(Rows from a dataset)
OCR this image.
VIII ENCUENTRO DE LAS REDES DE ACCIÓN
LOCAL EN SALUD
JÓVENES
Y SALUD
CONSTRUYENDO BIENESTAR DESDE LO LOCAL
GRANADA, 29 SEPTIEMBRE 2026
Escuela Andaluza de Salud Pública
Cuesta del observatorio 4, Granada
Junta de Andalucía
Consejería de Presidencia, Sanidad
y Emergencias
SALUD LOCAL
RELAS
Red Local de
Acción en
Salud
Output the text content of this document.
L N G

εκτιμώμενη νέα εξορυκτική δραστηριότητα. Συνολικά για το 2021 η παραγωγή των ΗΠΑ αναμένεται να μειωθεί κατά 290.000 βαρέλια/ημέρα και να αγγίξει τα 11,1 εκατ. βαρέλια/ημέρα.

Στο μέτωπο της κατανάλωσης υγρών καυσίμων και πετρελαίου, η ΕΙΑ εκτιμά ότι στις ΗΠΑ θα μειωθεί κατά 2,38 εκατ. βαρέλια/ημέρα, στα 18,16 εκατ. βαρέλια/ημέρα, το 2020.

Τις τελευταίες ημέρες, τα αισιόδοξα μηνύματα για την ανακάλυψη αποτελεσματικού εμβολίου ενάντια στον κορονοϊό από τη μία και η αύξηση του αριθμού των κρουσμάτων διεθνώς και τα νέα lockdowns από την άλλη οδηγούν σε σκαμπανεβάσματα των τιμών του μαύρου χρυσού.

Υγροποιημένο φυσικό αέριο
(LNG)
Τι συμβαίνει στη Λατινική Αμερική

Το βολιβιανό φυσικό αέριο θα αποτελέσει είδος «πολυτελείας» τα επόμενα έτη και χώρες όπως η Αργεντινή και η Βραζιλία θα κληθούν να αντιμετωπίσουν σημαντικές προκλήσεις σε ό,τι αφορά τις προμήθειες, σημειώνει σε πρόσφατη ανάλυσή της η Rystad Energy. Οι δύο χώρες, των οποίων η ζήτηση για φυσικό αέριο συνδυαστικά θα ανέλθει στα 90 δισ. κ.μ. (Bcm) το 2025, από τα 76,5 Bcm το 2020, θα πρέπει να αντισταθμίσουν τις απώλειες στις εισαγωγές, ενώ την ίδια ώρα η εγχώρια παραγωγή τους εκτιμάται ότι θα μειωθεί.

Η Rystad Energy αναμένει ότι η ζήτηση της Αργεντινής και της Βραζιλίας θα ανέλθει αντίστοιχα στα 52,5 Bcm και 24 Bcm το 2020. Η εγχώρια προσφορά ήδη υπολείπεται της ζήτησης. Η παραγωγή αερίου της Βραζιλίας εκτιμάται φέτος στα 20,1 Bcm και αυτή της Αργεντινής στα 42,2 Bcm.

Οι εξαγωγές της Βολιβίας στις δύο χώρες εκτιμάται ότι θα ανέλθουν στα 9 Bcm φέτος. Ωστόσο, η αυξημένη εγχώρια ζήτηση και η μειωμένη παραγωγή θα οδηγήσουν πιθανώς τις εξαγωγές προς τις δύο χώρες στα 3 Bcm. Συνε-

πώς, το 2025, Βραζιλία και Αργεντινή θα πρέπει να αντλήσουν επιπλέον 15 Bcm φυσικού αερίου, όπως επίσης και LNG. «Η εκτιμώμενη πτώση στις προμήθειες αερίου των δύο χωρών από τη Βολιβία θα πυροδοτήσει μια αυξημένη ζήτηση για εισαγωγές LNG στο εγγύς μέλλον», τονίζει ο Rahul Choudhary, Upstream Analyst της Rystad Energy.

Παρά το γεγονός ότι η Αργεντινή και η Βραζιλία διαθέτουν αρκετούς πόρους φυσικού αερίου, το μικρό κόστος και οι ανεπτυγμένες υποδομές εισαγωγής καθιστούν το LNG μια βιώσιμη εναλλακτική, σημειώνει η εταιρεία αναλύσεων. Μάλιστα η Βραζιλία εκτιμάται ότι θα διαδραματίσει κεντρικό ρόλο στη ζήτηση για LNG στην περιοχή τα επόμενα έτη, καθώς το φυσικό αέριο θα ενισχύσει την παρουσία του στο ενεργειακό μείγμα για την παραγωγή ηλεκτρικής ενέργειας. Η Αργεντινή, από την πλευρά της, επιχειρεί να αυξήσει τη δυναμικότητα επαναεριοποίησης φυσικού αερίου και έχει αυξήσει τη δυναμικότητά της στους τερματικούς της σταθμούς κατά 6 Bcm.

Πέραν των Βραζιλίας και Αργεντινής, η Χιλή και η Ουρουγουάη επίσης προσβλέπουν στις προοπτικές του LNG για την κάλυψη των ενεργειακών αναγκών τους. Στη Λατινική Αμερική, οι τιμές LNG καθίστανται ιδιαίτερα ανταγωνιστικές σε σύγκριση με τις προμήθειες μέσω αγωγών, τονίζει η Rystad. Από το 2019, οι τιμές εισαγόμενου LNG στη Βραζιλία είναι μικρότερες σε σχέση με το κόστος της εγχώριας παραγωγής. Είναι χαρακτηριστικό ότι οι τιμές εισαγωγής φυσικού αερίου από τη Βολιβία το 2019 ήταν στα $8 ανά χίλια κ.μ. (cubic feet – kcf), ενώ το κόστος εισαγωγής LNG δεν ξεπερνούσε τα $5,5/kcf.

| TASK DETAILS |
Locate the word "εκατ" in the entries, and copy every line where it is found.

| IN RESPONSE |
εκτιμώμενη νέα εξορυκτική δραστηριότητα. Συνολικά για το 2021 η παραγωγή των ΗΠΑ αναμένεται να μειωθεί κατά 290.000 βαρέλια/ημέρα και να αγγίξει τα 11,1 εκατ. βαρέλια/ημέρα.
Στο μέτωπο της κατανάλωσης υγρών καυσίμων και πετρελαίου, η ΕΙΑ εκτιμά ότι στις ΗΠΑ θα μειωθεί κατά 2,38 εκατ. βαρέλια/ημέρα, στα 18,16 εκατ. βαρέλια/ημέρα, το 2020.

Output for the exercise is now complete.